-- begin --

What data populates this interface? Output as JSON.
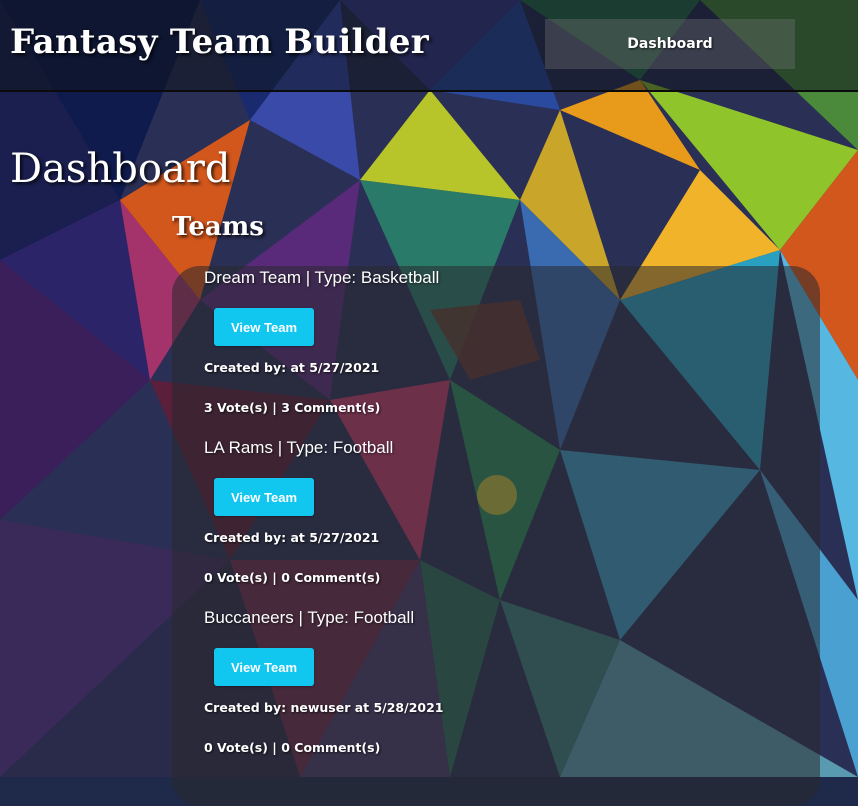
{
  "header": {
    "brand": "Fantasy Team Builder",
    "nav_dashboard": "Dashboard"
  },
  "main": {
    "title": "Dashboard",
    "section_title": "Teams",
    "view_label": "View Team",
    "teams": [
      {
        "name": "Dream Team | Type: Basketball",
        "created": "Created by: at 5/27/2021",
        "stats": "3 Vote(s) | 3 Comment(s)"
      },
      {
        "name": "LA Rams | Type: Football",
        "created": "Created by: at 5/27/2021",
        "stats": "0 Vote(s) | 0 Comment(s)"
      },
      {
        "name": "Buccaneers | Type: Football",
        "created": "Created by: newuser at 5/28/2021",
        "stats": "0 Vote(s) | 0 Comment(s)"
      }
    ]
  },
  "colors": {
    "button": "#11c6ef",
    "text": "#ffffff"
  }
}
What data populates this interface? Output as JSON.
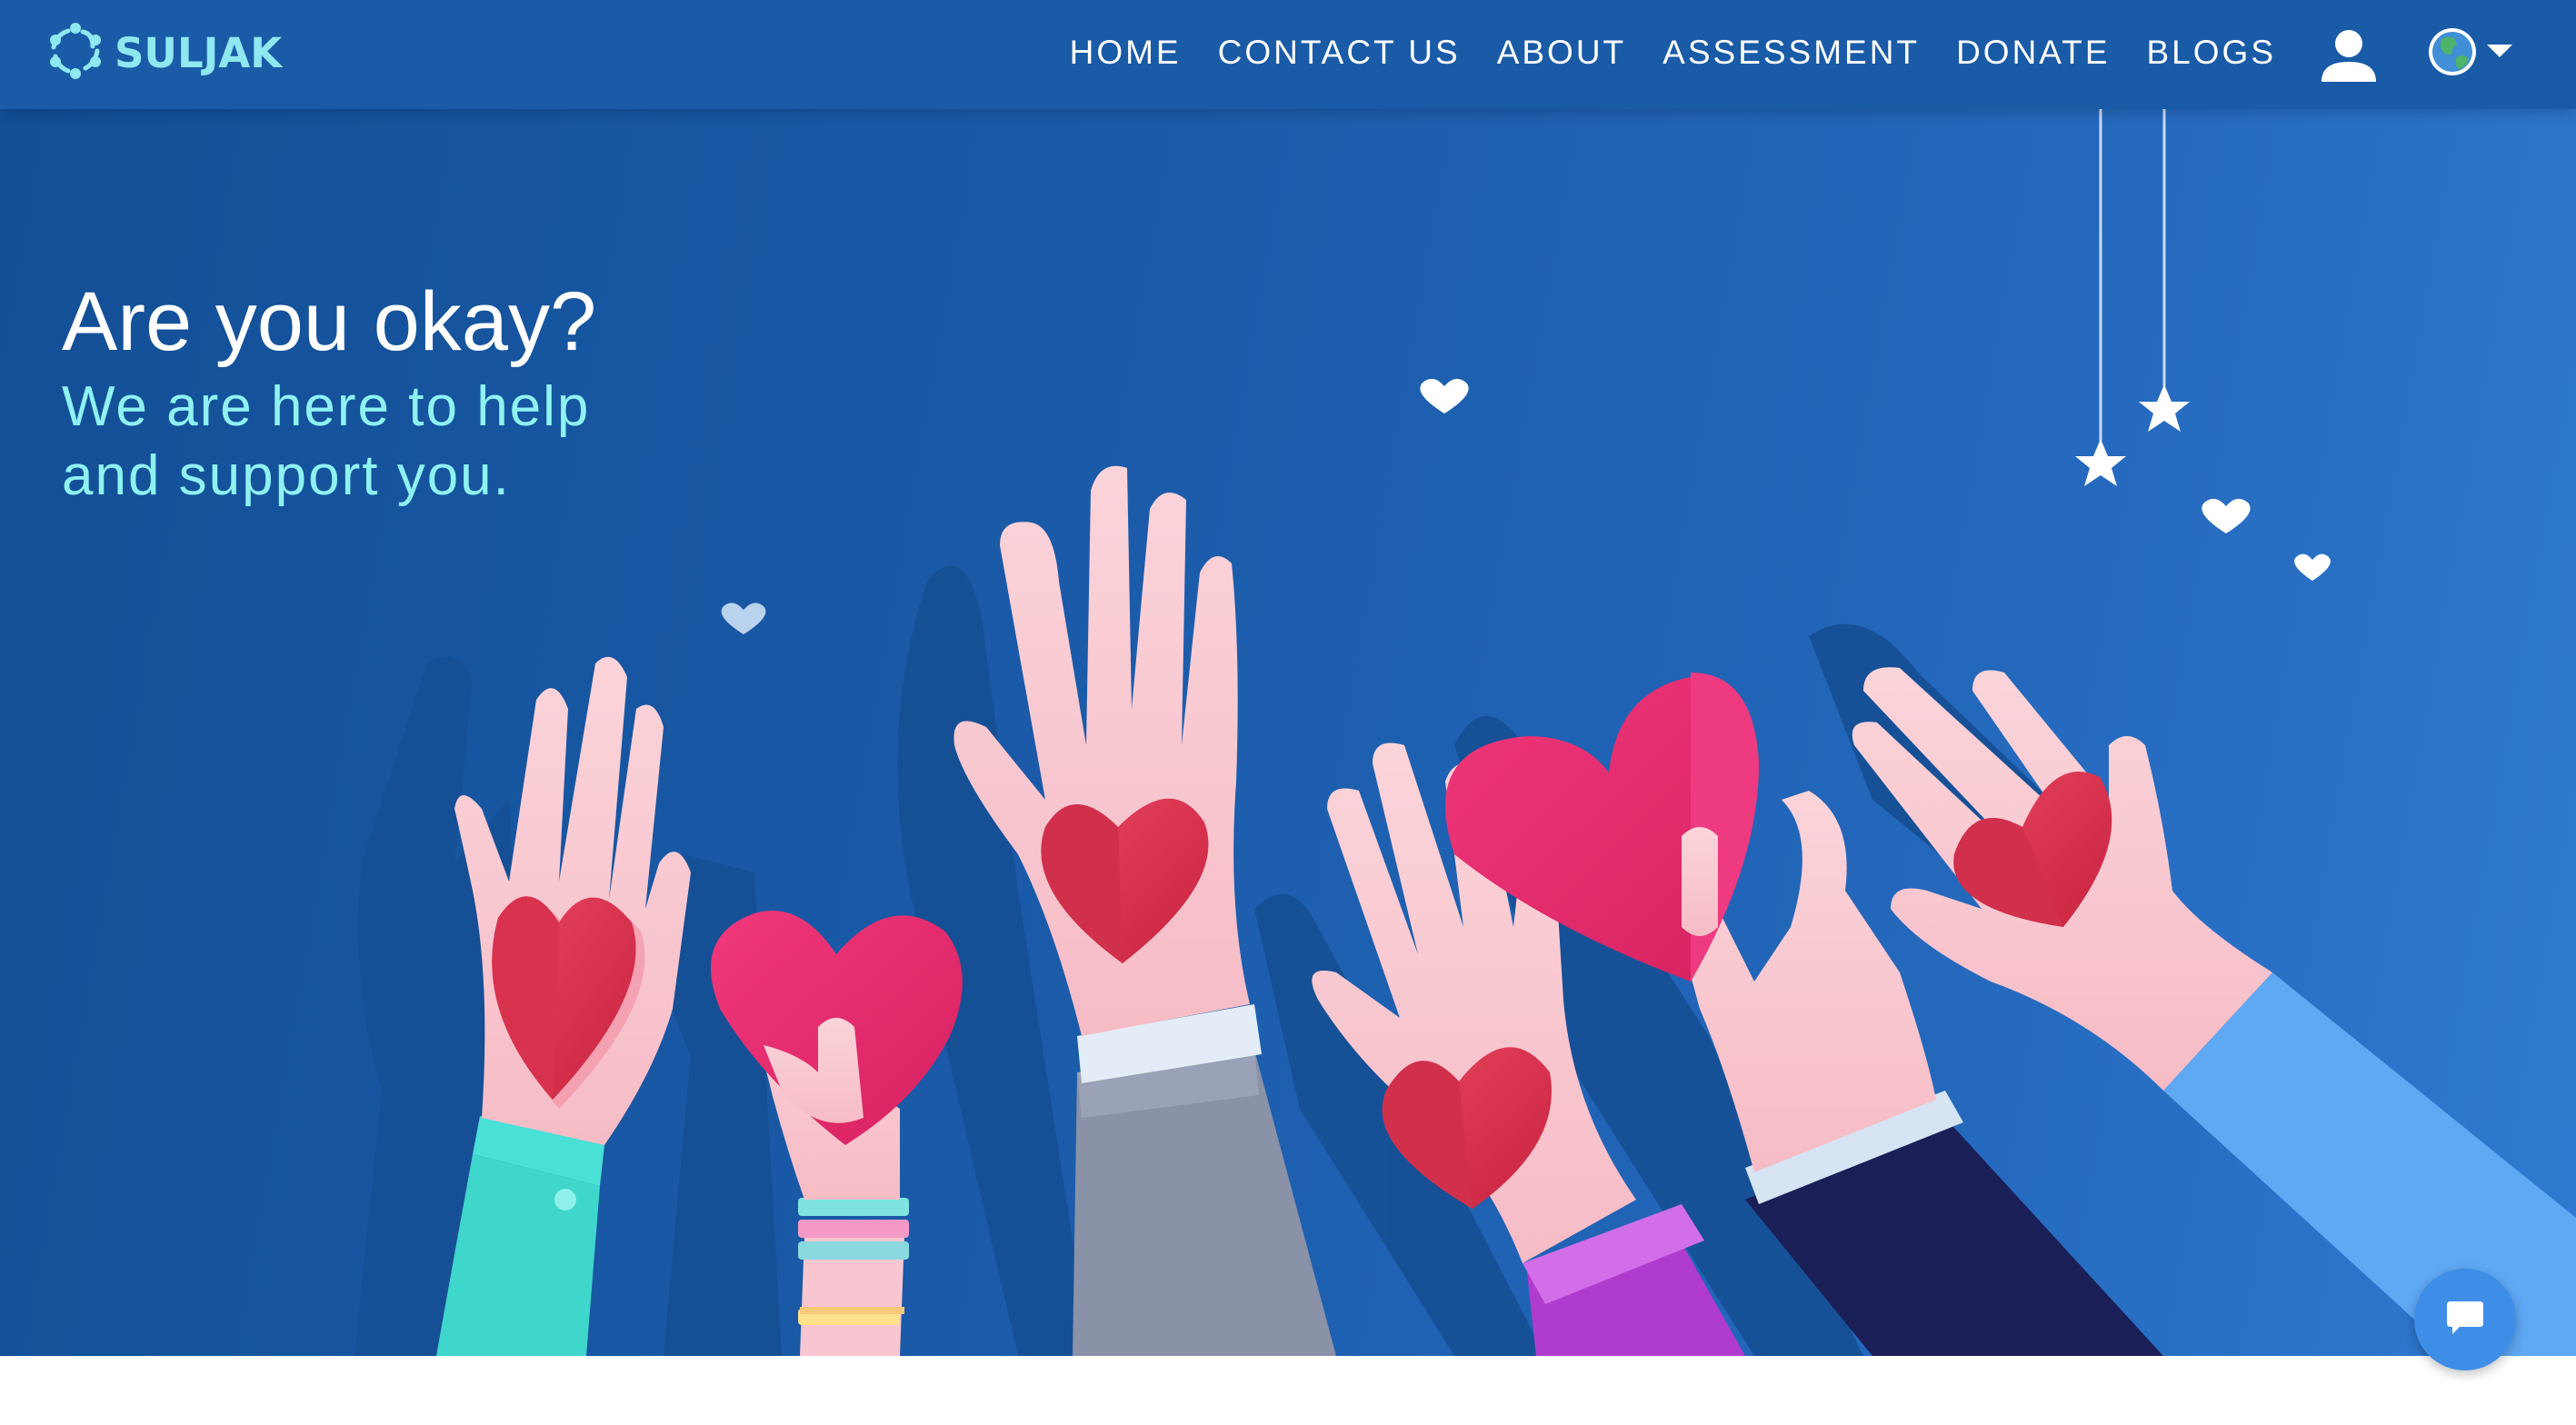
{
  "brand": {
    "name": "SULJAK",
    "logo_icon": "people-circle-logo"
  },
  "nav": {
    "links": [
      "HOME",
      "CONTACT US",
      "ABOUT",
      "ASSESSMENT",
      "DONATE",
      "BLOGS"
    ],
    "user_icon": "user-icon",
    "language_icon": "globe-icon"
  },
  "hero": {
    "title": "Are you okay?",
    "subtitle": "We are here to help and support you."
  },
  "chat": {
    "icon": "chat-bubble-icon"
  },
  "colors": {
    "navbar": "#1a5ba7",
    "hero_start": "#124f96",
    "hero_end": "#2f7ad0",
    "accent_text": "#8ff2f2",
    "chat_button": "#3e8ee8",
    "heart": "#e0365a"
  }
}
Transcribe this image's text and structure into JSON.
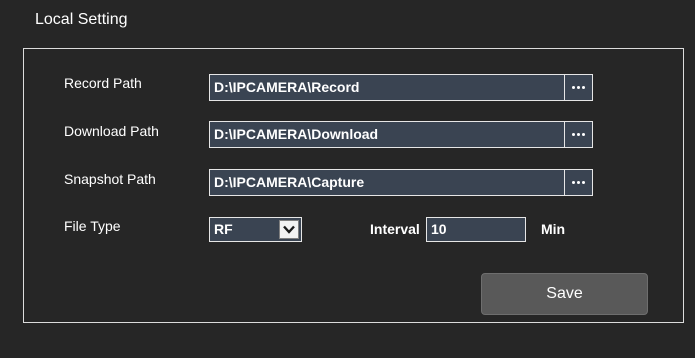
{
  "panel": {
    "title": "Local Setting"
  },
  "record": {
    "label": "Record Path",
    "value": "D:\\IPCAMERA\\Record",
    "browse_icon": "ellipsis-icon"
  },
  "download": {
    "label": "Download Path",
    "value": "D:\\IPCAMERA\\Download",
    "browse_icon": "ellipsis-icon"
  },
  "snapshot": {
    "label": "Snapshot Path",
    "value": "D:\\IPCAMERA\\Capture",
    "browse_icon": "ellipsis-icon"
  },
  "file_type": {
    "label": "File Type",
    "selected": "RF",
    "arrow_icon": "chevron-down-icon"
  },
  "interval": {
    "label": "Interval",
    "value": "10",
    "unit": "Min"
  },
  "actions": {
    "save_label": "Save"
  },
  "colors": {
    "background": "#262626",
    "field_background": "#3a4452",
    "border": "#e6e6e6",
    "button_background": "#595959"
  }
}
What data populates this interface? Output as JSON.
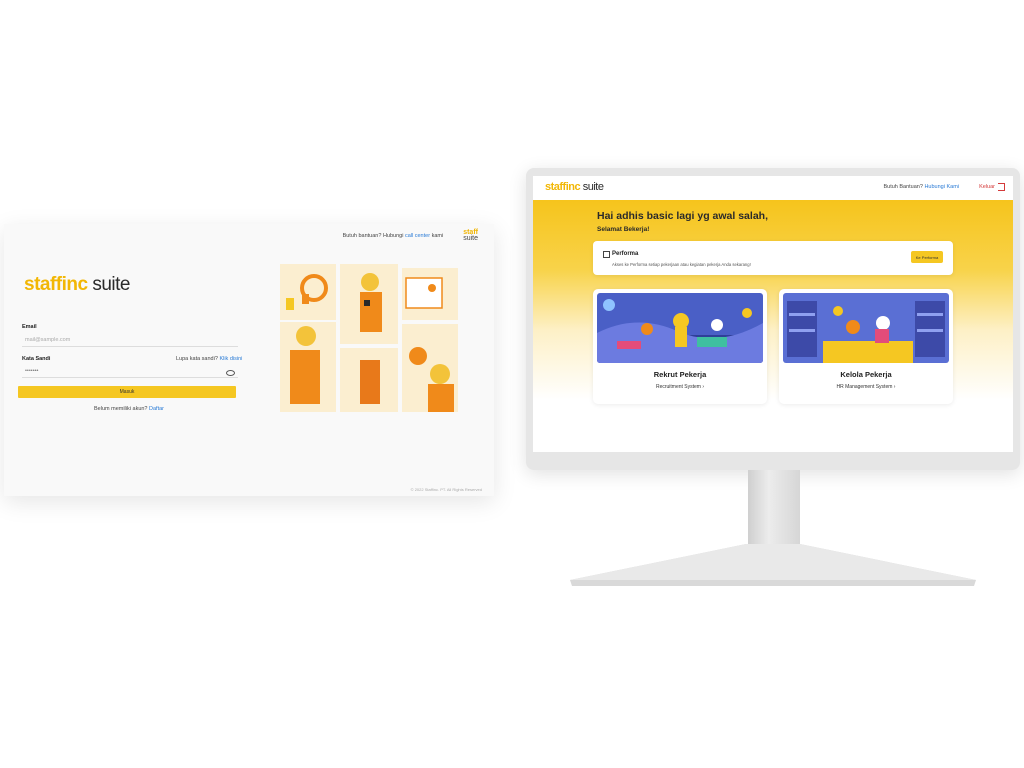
{
  "login": {
    "help_text": "Butuh bantuan? Hubungi",
    "help_link": "call center",
    "help_suffix": "kami",
    "mini_logo_top": "staff",
    "mini_logo_bottom": "suite",
    "brand_staff": "staff",
    "brand_inc": "inc",
    "brand_suite": "suite",
    "email_label": "Email",
    "email_placeholder": "mail@sample.com",
    "password_label": "Kata Sandi",
    "password_value": "•••••••",
    "forgot_text": "Lupa kata sandi?",
    "forgot_link": "Klik disini",
    "submit_label": "Masuk",
    "register_text": "Belum memiliki akun?",
    "register_link": "Daftar",
    "copyright": "© 2022 Staffinc. PT. All Rights Reserved"
  },
  "dashboard": {
    "brand_staff": "staff",
    "brand_inc": "inc",
    "brand_suite": "suite",
    "help_text": "Butuh Bantuan?",
    "help_link": "Hubungi Kami",
    "logout_label": "Keluar",
    "greeting": "Hai adhis basic lagi yg awal salah,",
    "greeting_sub": "Selamat Bekerja!",
    "performa": {
      "title": "Performa",
      "description": "Akses ke Performa setiap pekerjaan atau kegiatan pekerja Anda sekarang!",
      "button": "Ke Performa"
    },
    "modules": [
      {
        "title": "Rekrut Pekerja",
        "link": "Recruitment System"
      },
      {
        "title": "Kelola Pekerja",
        "link": "HR Management System"
      }
    ]
  },
  "colors": {
    "accent": "#f5c722",
    "link": "#2a7bd6",
    "logout": "#d43a3a"
  }
}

-- end --

Transcribe all of the entries word for word, but skip any pictures they contain.

What data populates this interface? Output as JSON.
{
  "header": {
    "brand": "Fantasy Team Builder",
    "nav_dashboard": "Dashboard"
  },
  "main": {
    "title": "Dashboard",
    "section_title": "Teams",
    "view_label": "View Team",
    "teams": [
      {
        "name": "Dream Team | Type: Basketball",
        "created": "Created by: at 5/27/2021",
        "stats": "3 Vote(s) | 3 Comment(s)"
      },
      {
        "name": "LA Rams | Type: Football",
        "created": "Created by: at 5/27/2021",
        "stats": "0 Vote(s) | 0 Comment(s)"
      },
      {
        "name": "Buccaneers | Type: Football",
        "created": "Created by: newuser at 5/28/2021",
        "stats": "0 Vote(s) | 0 Comment(s)"
      }
    ]
  },
  "colors": {
    "button": "#11c6ef",
    "text": "#ffffff"
  }
}
What data populates this interface? Output as JSON.
{
  "brand": {
    "name": "SULJAK",
    "logo_icon": "people-circle-logo"
  },
  "nav": {
    "links": [
      "HOME",
      "CONTACT US",
      "ABOUT",
      "ASSESSMENT",
      "DONATE",
      "BLOGS"
    ],
    "user_icon": "user-icon",
    "language_icon": "globe-icon"
  },
  "hero": {
    "title": "Are you okay?",
    "subtitle": "We are here to help and support you."
  },
  "chat": {
    "icon": "chat-bubble-icon"
  },
  "colors": {
    "navbar": "#1a5ba7",
    "hero_start": "#124f96",
    "hero_end": "#2f7ad0",
    "accent_text": "#8ff2f2",
    "chat_button": "#3e8ee8",
    "heart": "#e0365a"
  }
}
Transcribe this image's text and structure into JSON.
{
  "panel": {
    "title": "Local Setting"
  },
  "record": {
    "label": "Record Path",
    "value": "D:\\IPCAMERA\\Record",
    "browse_icon": "ellipsis-icon"
  },
  "download": {
    "label": "Download Path",
    "value": "D:\\IPCAMERA\\Download",
    "browse_icon": "ellipsis-icon"
  },
  "snapshot": {
    "label": "Snapshot Path",
    "value": "D:\\IPCAMERA\\Capture",
    "browse_icon": "ellipsis-icon"
  },
  "file_type": {
    "label": "File Type",
    "selected": "RF",
    "arrow_icon": "chevron-down-icon"
  },
  "interval": {
    "label": "Interval",
    "value": "10",
    "unit": "Min"
  },
  "actions": {
    "save_label": "Save"
  },
  "colors": {
    "background": "#262626",
    "field_background": "#3a4452",
    "border": "#e6e6e6",
    "button_background": "#595959"
  }
}
What data populates this interface? Output as JSON.
{
  "login": {
    "help_text": "Butuh bantuan? Hubungi",
    "help_link": "call center",
    "help_suffix": "kami",
    "mini_logo_top": "staff",
    "mini_logo_bottom": "suite",
    "brand_staff": "staff",
    "brand_inc": "inc",
    "brand_suite": "suite",
    "email_label": "Email",
    "email_placeholder": "mail@sample.com",
    "password_label": "Kata Sandi",
    "password_value": "•••••••",
    "forgot_text": "Lupa kata sandi?",
    "forgot_link": "Klik disini",
    "submit_label": "Masuk",
    "register_text": "Belum memiliki akun?",
    "register_link": "Daftar",
    "copyright": "© 2022 Staffinc. PT. All Rights Reserved"
  },
  "dashboard": {
    "brand_staff": "staff",
    "brand_inc": "inc",
    "brand_suite": "suite",
    "help_text": "Butuh Bantuan?",
    "help_link": "Hubungi Kami",
    "logout_label": "Keluar",
    "greeting": "Hai adhis basic lagi yg awal salah,",
    "greeting_sub": "Selamat Bekerja!",
    "performa": {
      "title": "Performa",
      "description": "Akses ke Performa setiap pekerjaan atau kegiatan pekerja Anda sekarang!",
      "button": "Ke Performa"
    },
    "modules": [
      {
        "title": "Rekrut Pekerja",
        "link": "Recruitment System"
      },
      {
        "title": "Kelola Pekerja",
        "link": "HR Management System"
      }
    ]
  },
  "colors": {
    "accent": "#f5c722",
    "link": "#2a7bd6",
    "logout": "#d43a3a"
  }
}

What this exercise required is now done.